Exercise directions:
Pick out every line of the data below that contains the string "save", matching case, and copy each one out in full.

— START OF Entries shown —

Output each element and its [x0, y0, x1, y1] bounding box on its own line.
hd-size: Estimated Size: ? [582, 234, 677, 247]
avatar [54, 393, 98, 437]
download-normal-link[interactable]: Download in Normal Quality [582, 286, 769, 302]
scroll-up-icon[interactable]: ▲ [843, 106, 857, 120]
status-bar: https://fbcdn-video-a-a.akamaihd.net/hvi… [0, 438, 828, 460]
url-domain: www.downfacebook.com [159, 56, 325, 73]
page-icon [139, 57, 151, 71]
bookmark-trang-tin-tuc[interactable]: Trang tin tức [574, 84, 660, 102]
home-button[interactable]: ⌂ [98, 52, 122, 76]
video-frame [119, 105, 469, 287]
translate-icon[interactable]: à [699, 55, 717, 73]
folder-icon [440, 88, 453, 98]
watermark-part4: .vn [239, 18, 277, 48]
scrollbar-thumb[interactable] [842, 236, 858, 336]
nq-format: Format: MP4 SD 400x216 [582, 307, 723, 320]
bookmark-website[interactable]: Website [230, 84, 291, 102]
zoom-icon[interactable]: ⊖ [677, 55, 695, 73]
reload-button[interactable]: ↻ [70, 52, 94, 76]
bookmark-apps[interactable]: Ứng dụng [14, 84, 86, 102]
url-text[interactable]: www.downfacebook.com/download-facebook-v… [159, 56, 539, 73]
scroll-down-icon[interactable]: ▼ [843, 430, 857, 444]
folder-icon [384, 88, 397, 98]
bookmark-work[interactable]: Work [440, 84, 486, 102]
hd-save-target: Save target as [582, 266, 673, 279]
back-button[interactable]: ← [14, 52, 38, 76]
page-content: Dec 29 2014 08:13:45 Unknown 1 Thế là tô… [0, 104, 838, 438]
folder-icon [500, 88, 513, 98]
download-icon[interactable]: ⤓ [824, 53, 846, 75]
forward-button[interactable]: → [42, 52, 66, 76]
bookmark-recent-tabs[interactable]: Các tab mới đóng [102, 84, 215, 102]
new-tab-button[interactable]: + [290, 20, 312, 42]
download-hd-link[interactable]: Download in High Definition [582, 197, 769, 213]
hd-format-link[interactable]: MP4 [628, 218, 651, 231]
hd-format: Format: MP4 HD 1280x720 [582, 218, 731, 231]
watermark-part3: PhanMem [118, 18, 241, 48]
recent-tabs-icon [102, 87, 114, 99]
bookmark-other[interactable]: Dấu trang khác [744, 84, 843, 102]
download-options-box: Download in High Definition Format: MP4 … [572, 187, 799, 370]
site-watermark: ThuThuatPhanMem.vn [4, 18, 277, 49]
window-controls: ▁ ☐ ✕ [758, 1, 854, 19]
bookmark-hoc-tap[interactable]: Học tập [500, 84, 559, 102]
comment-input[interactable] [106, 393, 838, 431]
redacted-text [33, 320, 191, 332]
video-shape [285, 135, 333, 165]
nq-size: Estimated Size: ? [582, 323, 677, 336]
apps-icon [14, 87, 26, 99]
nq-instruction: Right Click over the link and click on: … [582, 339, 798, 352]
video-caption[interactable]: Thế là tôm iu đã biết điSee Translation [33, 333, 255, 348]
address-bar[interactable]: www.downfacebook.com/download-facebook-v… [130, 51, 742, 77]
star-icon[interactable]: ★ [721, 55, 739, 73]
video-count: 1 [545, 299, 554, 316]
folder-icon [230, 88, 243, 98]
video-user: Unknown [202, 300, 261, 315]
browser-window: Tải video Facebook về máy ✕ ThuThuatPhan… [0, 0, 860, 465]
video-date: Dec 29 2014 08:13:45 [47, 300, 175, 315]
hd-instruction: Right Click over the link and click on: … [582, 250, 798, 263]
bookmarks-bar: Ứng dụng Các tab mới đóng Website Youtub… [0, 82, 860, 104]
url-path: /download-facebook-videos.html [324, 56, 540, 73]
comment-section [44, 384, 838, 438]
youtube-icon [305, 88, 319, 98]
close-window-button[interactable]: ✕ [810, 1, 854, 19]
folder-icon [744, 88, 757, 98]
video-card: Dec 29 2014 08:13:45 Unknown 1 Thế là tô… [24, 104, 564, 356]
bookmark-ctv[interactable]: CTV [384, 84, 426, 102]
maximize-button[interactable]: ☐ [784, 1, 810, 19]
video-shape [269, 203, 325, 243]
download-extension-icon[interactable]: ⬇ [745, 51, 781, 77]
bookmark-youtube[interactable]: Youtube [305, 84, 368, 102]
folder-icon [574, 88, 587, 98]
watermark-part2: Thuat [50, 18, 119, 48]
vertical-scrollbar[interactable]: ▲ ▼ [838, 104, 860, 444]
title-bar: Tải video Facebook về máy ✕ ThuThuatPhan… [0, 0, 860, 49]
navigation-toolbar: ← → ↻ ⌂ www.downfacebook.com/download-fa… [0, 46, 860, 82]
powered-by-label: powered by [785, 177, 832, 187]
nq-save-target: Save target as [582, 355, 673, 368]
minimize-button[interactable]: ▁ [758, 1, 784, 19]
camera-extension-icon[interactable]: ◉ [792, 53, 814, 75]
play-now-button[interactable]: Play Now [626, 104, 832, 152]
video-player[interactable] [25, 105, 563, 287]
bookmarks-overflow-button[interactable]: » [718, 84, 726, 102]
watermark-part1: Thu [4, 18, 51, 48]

— END OF Entries shown —

Answer to this exercise:
hd-save-target: Save target as [582, 266, 673, 279]
nq-save-target: Save target as [582, 355, 673, 368]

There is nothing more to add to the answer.